THE PROBLEM:
Every line of the data must be copied exactly.

DATA SHOWN:
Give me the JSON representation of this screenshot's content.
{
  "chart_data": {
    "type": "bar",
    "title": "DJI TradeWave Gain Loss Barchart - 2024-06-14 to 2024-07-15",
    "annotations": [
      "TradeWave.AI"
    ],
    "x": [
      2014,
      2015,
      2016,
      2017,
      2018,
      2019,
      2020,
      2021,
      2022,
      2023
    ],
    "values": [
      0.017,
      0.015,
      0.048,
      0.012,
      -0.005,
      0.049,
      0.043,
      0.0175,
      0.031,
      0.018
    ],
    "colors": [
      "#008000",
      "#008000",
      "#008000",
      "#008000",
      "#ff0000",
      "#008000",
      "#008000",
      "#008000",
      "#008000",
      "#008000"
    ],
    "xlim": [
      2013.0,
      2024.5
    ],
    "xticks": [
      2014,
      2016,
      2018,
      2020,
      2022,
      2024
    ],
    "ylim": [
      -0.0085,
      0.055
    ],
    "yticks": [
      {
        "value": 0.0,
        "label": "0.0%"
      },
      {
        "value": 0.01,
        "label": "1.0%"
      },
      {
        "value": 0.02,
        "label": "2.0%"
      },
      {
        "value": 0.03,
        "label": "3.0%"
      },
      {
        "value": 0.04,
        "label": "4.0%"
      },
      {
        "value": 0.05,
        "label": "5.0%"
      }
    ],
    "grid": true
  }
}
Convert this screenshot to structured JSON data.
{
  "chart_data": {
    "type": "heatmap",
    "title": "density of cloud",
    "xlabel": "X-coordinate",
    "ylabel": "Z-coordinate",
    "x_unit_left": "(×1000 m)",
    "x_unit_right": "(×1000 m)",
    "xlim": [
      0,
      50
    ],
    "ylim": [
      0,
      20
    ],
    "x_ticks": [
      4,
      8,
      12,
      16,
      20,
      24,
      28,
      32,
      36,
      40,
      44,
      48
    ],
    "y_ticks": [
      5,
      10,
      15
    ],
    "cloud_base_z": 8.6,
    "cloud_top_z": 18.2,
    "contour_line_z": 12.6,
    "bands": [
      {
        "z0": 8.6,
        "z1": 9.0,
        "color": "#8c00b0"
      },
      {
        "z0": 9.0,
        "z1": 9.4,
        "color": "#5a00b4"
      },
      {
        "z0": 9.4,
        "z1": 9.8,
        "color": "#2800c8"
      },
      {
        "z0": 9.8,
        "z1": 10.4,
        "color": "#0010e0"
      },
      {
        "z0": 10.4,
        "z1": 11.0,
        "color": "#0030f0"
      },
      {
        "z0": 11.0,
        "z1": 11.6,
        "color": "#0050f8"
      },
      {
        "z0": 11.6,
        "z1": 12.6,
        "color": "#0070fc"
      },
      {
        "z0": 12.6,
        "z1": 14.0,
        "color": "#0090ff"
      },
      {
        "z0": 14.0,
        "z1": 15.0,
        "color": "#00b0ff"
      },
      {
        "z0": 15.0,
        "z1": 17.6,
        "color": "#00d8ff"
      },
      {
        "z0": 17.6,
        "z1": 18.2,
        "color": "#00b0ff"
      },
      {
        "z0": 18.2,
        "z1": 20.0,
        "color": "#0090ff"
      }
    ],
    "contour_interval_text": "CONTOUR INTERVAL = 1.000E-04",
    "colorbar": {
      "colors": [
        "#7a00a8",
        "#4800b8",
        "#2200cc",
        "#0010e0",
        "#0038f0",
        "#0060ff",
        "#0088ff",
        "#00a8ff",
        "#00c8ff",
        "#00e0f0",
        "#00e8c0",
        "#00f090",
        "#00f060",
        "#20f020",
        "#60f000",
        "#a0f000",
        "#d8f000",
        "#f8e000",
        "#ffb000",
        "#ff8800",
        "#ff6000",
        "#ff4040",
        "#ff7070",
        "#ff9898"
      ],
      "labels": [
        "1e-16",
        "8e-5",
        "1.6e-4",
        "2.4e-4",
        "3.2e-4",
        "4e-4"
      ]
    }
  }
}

COMPLETE ANSWER:
Give me the JSON representation of this screenshot's content.
{
  "chart_data": {
    "type": "bar",
    "title": "DJI TradeWave Gain Loss Barchart - 2024-06-14 to 2024-07-15",
    "annotations": [
      "TradeWave.AI"
    ],
    "x": [
      2014,
      2015,
      2016,
      2017,
      2018,
      2019,
      2020,
      2021,
      2022,
      2023
    ],
    "values": [
      0.017,
      0.015,
      0.048,
      0.012,
      -0.005,
      0.049,
      0.043,
      0.0175,
      0.031,
      0.018
    ],
    "colors": [
      "#008000",
      "#008000",
      "#008000",
      "#008000",
      "#ff0000",
      "#008000",
      "#008000",
      "#008000",
      "#008000",
      "#008000"
    ],
    "xlim": [
      2013.0,
      2024.5
    ],
    "xticks": [
      2014,
      2016,
      2018,
      2020,
      2022,
      2024
    ],
    "ylim": [
      -0.0085,
      0.055
    ],
    "yticks": [
      {
        "value": 0.0,
        "label": "0.0%"
      },
      {
        "value": 0.01,
        "label": "1.0%"
      },
      {
        "value": 0.02,
        "label": "2.0%"
      },
      {
        "value": 0.03,
        "label": "3.0%"
      },
      {
        "value": 0.04,
        "label": "4.0%"
      },
      {
        "value": 0.05,
        "label": "5.0%"
      }
    ],
    "grid": true
  }
}
Convert this screenshot to structured JSON data.
{
  "chart_data": {
    "type": "heatmap",
    "title": "density of cloud",
    "xlabel": "X-coordinate",
    "ylabel": "Z-coordinate",
    "x_unit_left": "(×1000 m)",
    "x_unit_right": "(×1000 m)",
    "xlim": [
      0,
      50
    ],
    "ylim": [
      0,
      20
    ],
    "x_ticks": [
      4,
      8,
      12,
      16,
      20,
      24,
      28,
      32,
      36,
      40,
      44,
      48
    ],
    "y_ticks": [
      5,
      10,
      15
    ],
    "cloud_base_z": 8.6,
    "cloud_top_z": 18.2,
    "contour_line_z": 12.6,
    "bands": [
      {
        "z0": 8.6,
        "z1": 9.0,
        "color": "#8c00b0"
      },
      {
        "z0": 9.0,
        "z1": 9.4,
        "color": "#5a00b4"
      },
      {
        "z0": 9.4,
        "z1": 9.8,
        "color": "#2800c8"
      },
      {
        "z0": 9.8,
        "z1": 10.4,
        "color": "#0010e0"
      },
      {
        "z0": 10.4,
        "z1": 11.0,
        "color": "#0030f0"
      },
      {
        "z0": 11.0,
        "z1": 11.6,
        "color": "#0050f8"
      },
      {
        "z0": 11.6,
        "z1": 12.6,
        "color": "#0070fc"
      },
      {
        "z0": 12.6,
        "z1": 14.0,
        "color": "#0090ff"
      },
      {
        "z0": 14.0,
        "z1": 15.0,
        "color": "#00b0ff"
      },
      {
        "z0": 15.0,
        "z1": 17.6,
        "color": "#00d8ff"
      },
      {
        "z0": 17.6,
        "z1": 18.2,
        "color": "#00b0ff"
      },
      {
        "z0": 18.2,
        "z1": 20.0,
        "color": "#0090ff"
      }
    ],
    "contour_interval_text": "CONTOUR INTERVAL = 1.000E-04",
    "colorbar": {
      "colors": [
        "#7a00a8",
        "#4800b8",
        "#2200cc",
        "#0010e0",
        "#0038f0",
        "#0060ff",
        "#0088ff",
        "#00a8ff",
        "#00c8ff",
        "#00e0f0",
        "#00e8c0",
        "#00f090",
        "#00f060",
        "#20f020",
        "#60f000",
        "#a0f000",
        "#d8f000",
        "#f8e000",
        "#ffb000",
        "#ff8800",
        "#ff6000",
        "#ff4040",
        "#ff7070",
        "#ff9898"
      ],
      "labels": [
        "1e-16",
        "8e-5",
        "1.6e-4",
        "2.4e-4",
        "3.2e-4",
        "4e-4"
      ]
    }
  }
}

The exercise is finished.